━━ Listed entries
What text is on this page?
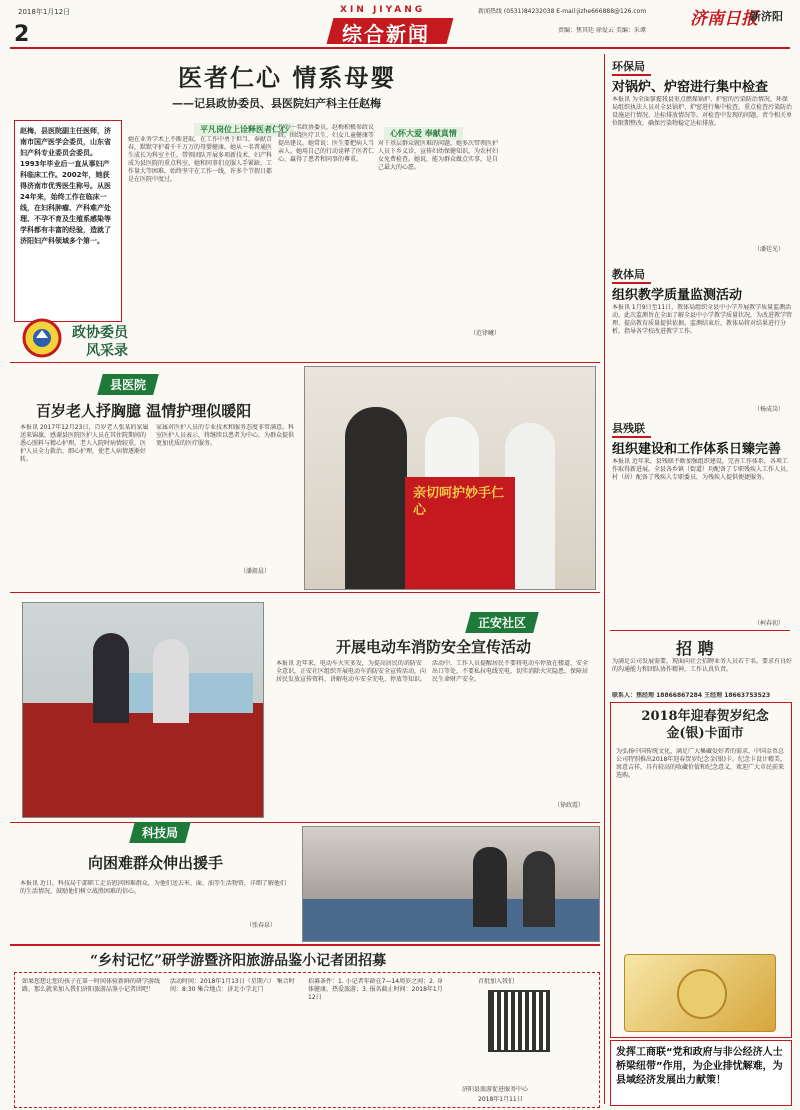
2018年1月12日	XIN JIYANG
2	综合新闻
新闻热线 (0531)84232038 E-mail:jizhe666888@126.com
责编：焦其廷 徐爱云 美编：朱谭
济南日报
新济阳
医者仁心 情系母婴
——记县政协委员、县医院妇产科主任赵梅
赵梅，县医院副主任医师，济南市国产医学会委员，山东省妇产科专业委员会委员。1993年毕业后一直从事妇产科临床工作。2002年，她获得济南市优秀医生称号。从医24年来，始终工作在临床一线，在妇科肿瘤、产科难产处理、不孕不育及生殖系感染等学科都有丰富的经验，造就了济阳妇产科领域多个第一。
政协委员
风采录
平凡岗位上诠释医者仁心
她在业务学术上不断进取，在工作中勇于担当，奉献青春，默默守护着千千万万的母婴健康。她从一名普通医生成长为科室主任，带领团队开展多项新技术，妇产科成为县医院的重点科室。她和同事们克服人手紧缺、工作量大等困难，始终坚守在工作一线，许多个节假日都是在医院中度过。
作为一名政协委员，赵梅积极参政议政，围绕医疗卫生、妇女儿童健康等提出建议。她常说：医生要把病人当亲人。她用自己的行动诠释了医者仁心，赢得了患者和同事的尊重。
心怀大爱 奉献真情
对于基层群众就医难的问题，她多次带领医护人员下乡义诊，宣传妇幼保健知识，为农村妇女免费检查。她说，能为群众做点实事，是自己最大的心愿。
（范律曦）
县医院
百岁老人抒胸臆 温情护理似暖阳
本报讯 2017年12月23日，百岁老人张某的家属送来锦旗，感谢县医院医护人员在其住院期间的悉心照料与精心护理。老人入院时病情较重，医护人员全力救治，细心护理，使老人病情逐渐好转。
家属对医护人员的专业技术和服务态度非常满意。科室医护人员表示，将继续以患者为中心，为群众提供更加优质的医疗服务。
（潘鉏晨）
亲切呵护妙手仁心
正安社区
开展电动车消防安全宣传活动
本报讯 近年来，电动车火灾多发，为提高居民的消防安全意识，正安社区组织开展电动车消防安全宣传活动，向居民发放宣传资料，讲解电动车安全充电、停放等知识。
活动中，工作人员提醒居民不要将电动车停放在楼道、安全出口等处，不要私拉电线充电，切实消除火灾隐患，保障居民生命财产安全。
（徐政霞）
科技局
向困难群众伸出援手
本报讯 近日，科技局干部职工走访慰问困难群众，为他们送去米、面、油等生活物资，详细了解他们的生活情况，鼓励他们树立战胜困难的信心。
（张春泉）
“乡村记忆”研学游暨济阳旅游品鉴小记者团招募
如果您想让您的孩子在第一时间体验新鲜的研学游线路，那么就来加入我们济阳旅游品鉴小记者团吧！
活动时间：2018年1月13日（星期六） 集合时间：8:30 集合地点：济北小学北门
招募条件：1. 小记者年龄在7—14周岁之间；2. 身体健康，热爱旅游；3. 报名截止时间：2018年1月12日
首批加入我们
济阳县旅游促进服务中心
2018年1月11日
环保局
对锅炉、炉窑进行集中检查
本报讯 为全面掌握我县重点燃煤锅炉、炉窑的污染防治情况，环保局组织执法人员对全县锅炉、炉窑进行集中检查，重点检查污染防治设施运行情况、达标排放情况等。对检查中发现的问题，责令相关单位限期整改，确保污染物稳定达标排放。
（潘廷光）
教体局
组织教学质量监测活动
本报讯 1月9日至11日，教体局组织全县中小学开展教学质量监测活动。此次监测旨在全面了解全县中小学教学质量状况，为改进教学管理、提高教育质量提供依据。监测结束后，教体局将对结果进行分析，指导各学校改进教学工作。
（杨成岗）
县残联
组织建设和工作体系日臻完善
本报讯 近年来，县残联不断加强组织建设，完善工作体系，各项工作取得新进展。全县各乡镇（街道）均配备了专职残疾人工作人员，村（居）配备了残疾人专职委员，为残疾人提供便捷服务。
（柯春初）
招 聘
为满足公司发展需要，现面向社会招聘业务人员若干名，要求有良好的沟通能力和团队协作精神，工作认真负责。
联系人：焦经理 18866867284 王经理 18663753523
2018年迎春贺岁纪念金(银)卡面市
为弘扬中国传统文化，满足广大集藏爱好者的需求，中国金币总公司特别推出2018年迎春贺岁纪念金(银)卡。纪念卡设计精美，寓意吉祥，具有较高的收藏价值和纪念意义，欢迎广大市民前来选购。
发挥工商联“党和政府与非公经济人士桥梁纽带”作用，为企业排忧解难，为县域经济发展出力献策！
━━━━
■ Problem details
Show every line in the records above that contains the word "炉窑进行集中检查".

■ Solution to the problem
对锅炉、炉窑进行集中检查
本报讯 为全面掌握我县重点燃煤锅炉、炉窑的污染防治情况，环保局组织执法人员对全县锅炉、炉窑进行集中检查，重点检查污染防治设施运行情况、达标排放情况等。对检查中发现的问题，责令相关单位限期整改，确保污染物稳定达标排放。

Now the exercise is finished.